- [Selected extract]
## Start
The world was changing at an unfathomable pace around them, spiraling in directions as sandstorms of western thought were carried over the sea by harsh winds into the gulf.
From Boshera, Iran, the British came with spheres, platforms of organization and sermons of ideas for the future. This was the beginning of Kuwaiti Nationalism with documentation, citizenship, and census taken to count the lands’ true settlers, inhabitants, and nationals. These ideas were new to Kuwait’s people. Many people wondered why they needed these papers stating where they were from, confused with words like “notarization.” Hussein told of the skeptics who did not follow suit – as they were to become the Bedoun{(without nationality) not to be confused with Bedouin}. Why did everything have to change?
Some have watched this all take place. In America they call these witnesses “The Greatest Generation.” I sat with eyes from another country and listened to his words, his poetry of the past and how life used to be. Eyes that gleam, lips shutter with each syllable, and hands that dance along – carving the air as he points in the direction of how things use to be – “a lot simpler.”
There is something beautiful, sometimes painful about reminiscing. The saying “I remember when.” What he remembers is what I wanted to know.
So on a Friday evening after the sun had sank, my friend and I set out to talk with Abdul Hussein, an old Iraqi man, about his life and the changes that have taken place around him. Tucked in the middle of Kuwait City surrounded by skyscrapers, large roads and round-a-bouts lies Souk Mubarkia (the old market). Inside and around the corner from the grocers and butchers sits a quant shop built on top of Russian wood frames. Facades of concrete – where plaster bandages the cracks (the same now as it was before) – nestled in between many – the similar, along the alleyway.
The owner dressed in a white button down shirt and blue trousers counts his beads. Perfect pleats and creases shoot sharply down the center of each pant leg. Amongst friends and stories of old, he works each day and into the night. His spectacles – perched on his face mirror the shimmers – sparks of light surging in large glass bulbs that dangle from electrical wire, like strings sewn through the corrugated metal roof above. He reminds me of my grandfather, his face – grizzled, scratching his 5 o’clock shadow with the top of his hand. His mannerisms, movements – slow – and planned, I presume. He loves to talk about the past when he was a voice of freedom against the past Iraqi system, now a voice of beautiful anecdotes strewn together like amber and ivory beads in meticulous detail and fashion. Each bead; from wherever it may be from tells a different story as he clutched them in his left hand.
## End
- [Stated exercise A]
Answer these questions from the passage about Abdul Hussein:
(i) From where did the British come?
(ii) What is the name of the old market in Kuwait City?
(iii) What is the shop owner wearing?
- [Stated exercise B]
Rewrite the passage about Abdul Hussein from "There is something" to "along the alleyway.", changing "Friday" to "Thursday".

- [Source material]
## Start
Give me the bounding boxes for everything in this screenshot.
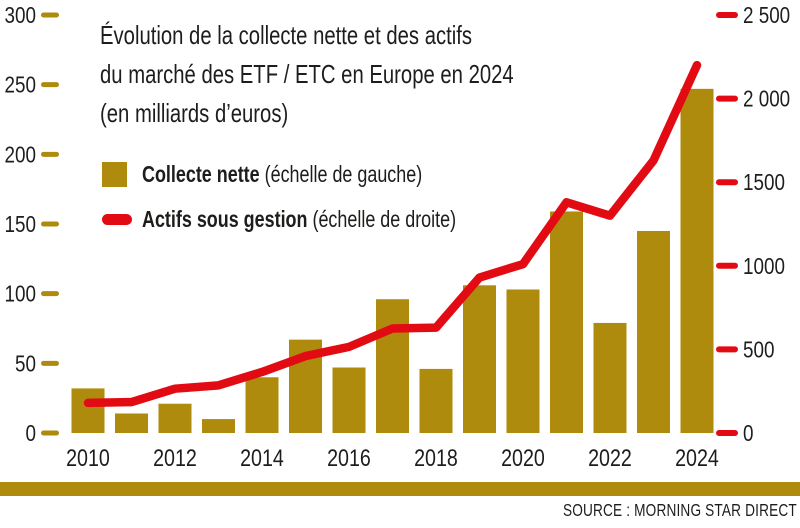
## End
- [Correct response A]
(i) Boshera, Iran
(ii) Souk Mubarkia
(iii) A white button-down shirt and blue trousers

- [Correct response B]
There is something beautiful, sometimes painful about reminiscing. The saying “I remember when.” What he remembers is what I wanted to know.
So on a Thursday evening after the sun had sank, my friend and I set out to talk with Abdul Hussein, an old Iraqi man, about his life and the changes that have taken place around him. Tucked in the middle of Kuwait City surrounded by skyscrapers, large roads and round-a-bouts lies Souk Mubarkia (the old market). Inside and around the corner from the grocers and butchers sits a quant shop built on top of Russian wood frames. Facades of concrete – where plaster bandages the cracks (the same now as it was before) – nestled in between many – the similar, along the alleyway.